*** Dataset

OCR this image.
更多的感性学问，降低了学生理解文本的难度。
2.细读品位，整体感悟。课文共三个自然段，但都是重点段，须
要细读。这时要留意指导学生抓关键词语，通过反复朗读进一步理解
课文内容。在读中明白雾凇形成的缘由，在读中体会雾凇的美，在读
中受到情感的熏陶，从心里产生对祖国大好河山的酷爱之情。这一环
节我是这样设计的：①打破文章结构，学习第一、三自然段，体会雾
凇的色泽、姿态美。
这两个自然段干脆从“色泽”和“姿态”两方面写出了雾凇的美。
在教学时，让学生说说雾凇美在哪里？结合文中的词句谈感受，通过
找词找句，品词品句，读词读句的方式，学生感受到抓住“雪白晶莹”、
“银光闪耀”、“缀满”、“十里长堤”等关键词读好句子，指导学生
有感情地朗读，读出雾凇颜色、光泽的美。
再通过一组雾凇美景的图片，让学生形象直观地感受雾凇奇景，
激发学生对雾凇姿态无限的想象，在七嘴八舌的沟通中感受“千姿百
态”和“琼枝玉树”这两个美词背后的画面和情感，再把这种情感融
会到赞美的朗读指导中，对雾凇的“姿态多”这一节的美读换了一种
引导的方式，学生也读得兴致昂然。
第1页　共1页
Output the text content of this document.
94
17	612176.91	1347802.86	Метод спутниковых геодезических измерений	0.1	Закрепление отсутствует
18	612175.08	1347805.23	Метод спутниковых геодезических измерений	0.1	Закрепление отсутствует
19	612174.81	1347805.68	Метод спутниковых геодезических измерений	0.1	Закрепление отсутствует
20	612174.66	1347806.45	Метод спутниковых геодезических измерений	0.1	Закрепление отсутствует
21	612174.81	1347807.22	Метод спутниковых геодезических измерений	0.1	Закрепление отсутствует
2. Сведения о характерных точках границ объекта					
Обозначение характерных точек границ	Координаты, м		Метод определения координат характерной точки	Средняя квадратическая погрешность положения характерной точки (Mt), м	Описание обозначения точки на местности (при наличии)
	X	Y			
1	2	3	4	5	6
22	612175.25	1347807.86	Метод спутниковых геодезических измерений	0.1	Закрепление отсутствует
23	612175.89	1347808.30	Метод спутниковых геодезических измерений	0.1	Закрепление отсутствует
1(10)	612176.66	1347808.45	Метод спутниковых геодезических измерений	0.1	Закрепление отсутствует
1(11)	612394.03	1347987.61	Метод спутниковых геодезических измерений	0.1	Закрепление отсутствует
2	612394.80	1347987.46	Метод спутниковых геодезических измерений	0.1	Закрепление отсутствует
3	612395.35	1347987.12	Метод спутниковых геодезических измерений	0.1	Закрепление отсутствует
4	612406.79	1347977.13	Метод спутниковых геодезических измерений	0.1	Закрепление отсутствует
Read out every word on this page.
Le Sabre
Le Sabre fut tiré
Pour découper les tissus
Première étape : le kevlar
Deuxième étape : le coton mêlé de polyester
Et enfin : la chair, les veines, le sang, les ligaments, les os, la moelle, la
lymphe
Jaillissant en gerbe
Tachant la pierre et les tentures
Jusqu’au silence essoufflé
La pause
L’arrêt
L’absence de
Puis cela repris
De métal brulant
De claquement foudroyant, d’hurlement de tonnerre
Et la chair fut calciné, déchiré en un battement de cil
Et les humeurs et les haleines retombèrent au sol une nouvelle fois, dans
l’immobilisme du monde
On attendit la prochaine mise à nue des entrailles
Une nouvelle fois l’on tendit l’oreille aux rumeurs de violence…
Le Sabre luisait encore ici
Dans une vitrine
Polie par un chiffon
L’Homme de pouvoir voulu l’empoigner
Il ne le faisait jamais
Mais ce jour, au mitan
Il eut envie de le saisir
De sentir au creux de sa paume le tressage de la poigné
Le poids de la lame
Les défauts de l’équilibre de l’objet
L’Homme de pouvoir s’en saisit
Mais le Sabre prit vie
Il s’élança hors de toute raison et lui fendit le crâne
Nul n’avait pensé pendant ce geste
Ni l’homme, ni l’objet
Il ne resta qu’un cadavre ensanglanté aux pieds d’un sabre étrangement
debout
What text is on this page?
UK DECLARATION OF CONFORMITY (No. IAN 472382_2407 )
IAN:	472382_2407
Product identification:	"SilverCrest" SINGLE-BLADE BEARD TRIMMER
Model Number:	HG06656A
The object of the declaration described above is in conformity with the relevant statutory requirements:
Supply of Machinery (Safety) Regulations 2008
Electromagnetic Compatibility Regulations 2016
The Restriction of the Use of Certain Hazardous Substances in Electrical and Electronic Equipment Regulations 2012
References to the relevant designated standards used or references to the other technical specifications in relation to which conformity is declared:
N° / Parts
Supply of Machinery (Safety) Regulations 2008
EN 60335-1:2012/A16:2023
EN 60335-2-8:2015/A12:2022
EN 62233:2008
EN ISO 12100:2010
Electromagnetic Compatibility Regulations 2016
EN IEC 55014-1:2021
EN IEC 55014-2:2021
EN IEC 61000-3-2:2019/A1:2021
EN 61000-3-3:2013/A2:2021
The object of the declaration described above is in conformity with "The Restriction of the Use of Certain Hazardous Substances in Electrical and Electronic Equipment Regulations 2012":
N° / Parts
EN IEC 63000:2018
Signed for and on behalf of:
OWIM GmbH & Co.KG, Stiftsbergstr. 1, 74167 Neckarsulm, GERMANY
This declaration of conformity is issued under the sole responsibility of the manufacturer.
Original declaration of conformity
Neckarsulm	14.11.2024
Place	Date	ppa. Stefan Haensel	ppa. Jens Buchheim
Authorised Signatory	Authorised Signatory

******

- [The task]: Find the line containing "What text is on this page?" in the material above. Print it and every line after it through the end, exactly and only those.

- [Task result]:
What text is on this page?
UK DECLARATION OF CONFORMITY (No. IAN 472382_2407 )
IAN:	472382_2407
Product identification:	"SilverCrest" SINGLE-BLADE BEARD TRIMMER
Model Number:	HG06656A
The object of the declaration described above is in conformity with the relevant statutory requirements:
Supply of Machinery (Safety) Regulations 2008
Electromagnetic Compatibility Regulations 2016
The Restriction of the Use of Certain Hazardous Substances in Electrical and Electronic Equipment Regulations 2012
References to the relevant designated standards used or references to the other technical specifications in relation to which conformity is declared:
N° / Parts
Supply of Machinery (Safety) Regulations 2008
EN 60335-1:2012/A16:2023
EN 60335-2-8:2015/A12:2022
EN 62233:2008
EN ISO 12100:2010
Electromagnetic Compatibility Regulations 2016
EN IEC 55014-1:2021
EN IEC 55014-2:2021
EN IEC 61000-3-2:2019/A1:2021
EN 61000-3-3:2013/A2:2021
The object of the declaration described above is in conformity with "The Restriction of the Use of Certain Hazardous Substances in Electrical and Electronic Equipment Regulations 2012":
N° / Parts
EN IEC 63000:2018
Signed for and on behalf of:
OWIM GmbH & Co.KG, Stiftsbergstr. 1, 74167 Neckarsulm, GERMANY
This declaration of conformity is issued under the sole responsibility of the manufacturer.
Original declaration of conformity
Neckarsulm	14.11.2024
Place	Date	ppa. Stefan Haensel	ppa. Jens Buchheim
Authorised Signatory	Authorised Signatory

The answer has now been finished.